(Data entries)
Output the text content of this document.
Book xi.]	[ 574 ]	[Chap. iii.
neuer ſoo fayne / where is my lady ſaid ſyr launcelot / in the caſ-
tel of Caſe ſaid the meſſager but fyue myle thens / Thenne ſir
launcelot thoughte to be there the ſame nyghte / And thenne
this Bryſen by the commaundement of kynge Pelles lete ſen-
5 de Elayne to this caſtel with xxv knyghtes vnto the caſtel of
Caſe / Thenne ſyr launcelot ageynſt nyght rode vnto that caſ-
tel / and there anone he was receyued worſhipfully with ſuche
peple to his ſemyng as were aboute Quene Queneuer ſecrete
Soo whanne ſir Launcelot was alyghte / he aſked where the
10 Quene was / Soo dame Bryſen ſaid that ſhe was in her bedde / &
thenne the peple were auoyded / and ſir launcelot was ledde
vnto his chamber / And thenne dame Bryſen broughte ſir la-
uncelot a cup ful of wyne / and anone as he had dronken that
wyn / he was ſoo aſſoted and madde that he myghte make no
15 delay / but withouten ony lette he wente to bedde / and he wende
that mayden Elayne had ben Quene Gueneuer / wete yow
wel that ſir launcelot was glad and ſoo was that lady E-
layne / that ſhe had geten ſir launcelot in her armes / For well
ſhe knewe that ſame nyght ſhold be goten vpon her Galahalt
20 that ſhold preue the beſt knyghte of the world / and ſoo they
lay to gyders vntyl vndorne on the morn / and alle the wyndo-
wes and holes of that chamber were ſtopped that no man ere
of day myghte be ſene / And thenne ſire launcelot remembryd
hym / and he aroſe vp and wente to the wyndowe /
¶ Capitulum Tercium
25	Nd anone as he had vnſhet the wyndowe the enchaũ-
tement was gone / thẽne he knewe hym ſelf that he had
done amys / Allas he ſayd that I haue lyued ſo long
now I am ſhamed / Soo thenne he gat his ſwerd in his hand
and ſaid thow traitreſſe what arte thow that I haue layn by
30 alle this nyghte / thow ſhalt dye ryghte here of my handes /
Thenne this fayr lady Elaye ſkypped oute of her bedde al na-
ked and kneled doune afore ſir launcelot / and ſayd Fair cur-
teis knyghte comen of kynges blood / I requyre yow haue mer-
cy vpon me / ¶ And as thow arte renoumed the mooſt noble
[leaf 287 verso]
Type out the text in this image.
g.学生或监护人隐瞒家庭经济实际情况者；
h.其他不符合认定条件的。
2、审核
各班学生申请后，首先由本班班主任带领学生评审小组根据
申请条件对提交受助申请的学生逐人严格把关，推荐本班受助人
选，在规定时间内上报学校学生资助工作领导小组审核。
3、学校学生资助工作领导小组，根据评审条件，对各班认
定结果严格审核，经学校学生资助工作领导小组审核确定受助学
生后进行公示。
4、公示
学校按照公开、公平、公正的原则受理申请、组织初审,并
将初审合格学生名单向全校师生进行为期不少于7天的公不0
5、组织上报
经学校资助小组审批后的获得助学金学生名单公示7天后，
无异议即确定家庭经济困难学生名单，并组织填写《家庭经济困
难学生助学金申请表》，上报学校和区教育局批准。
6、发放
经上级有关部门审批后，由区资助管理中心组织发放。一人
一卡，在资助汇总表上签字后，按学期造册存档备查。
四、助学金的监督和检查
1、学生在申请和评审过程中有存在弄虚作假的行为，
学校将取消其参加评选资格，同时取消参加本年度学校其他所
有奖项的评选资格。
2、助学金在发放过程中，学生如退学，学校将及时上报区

> _REQUIREMENTS_
Repeat word for word each line from the one with "Type out the text in this image." to the end of the records above, inclusive.

> _WRITTEN REPLY_
Type out the text in this image.
g.学生或监护人隐瞒家庭经济实际情况者；
h.其他不符合认定条件的。
2、审核
各班学生申请后，首先由本班班主任带领学生评审小组根据
申请条件对提交受助申请的学生逐人严格把关，推荐本班受助人
选，在规定时间内上报学校学生资助工作领导小组审核。
3、学校学生资助工作领导小组，根据评审条件，对各班认
定结果严格审核，经学校学生资助工作领导小组审核确定受助学
生后进行公示。
4、公示
学校按照公开、公平、公正的原则受理申请、组织初审,并
将初审合格学生名单向全校师生进行为期不少于7天的公不0
5、组织上报
经学校资助小组审批后的获得助学金学生名单公示7天后，
无异议即确定家庭经济困难学生名单，并组织填写《家庭经济困
难学生助学金申请表》，上报学校和区教育局批准。
6、发放
经上级有关部门审批后，由区资助管理中心组织发放。一人
一卡，在资助汇总表上签字后，按学期造册存档备查。
四、助学金的监督和检查
1、学生在申请和评审过程中有存在弄虚作假的行为，
学校将取消其参加评选资格，同时取消参加本年度学校其他所
有奖项的评选资格。
2、助学金在发放过程中，学生如退学，学校将及时上报区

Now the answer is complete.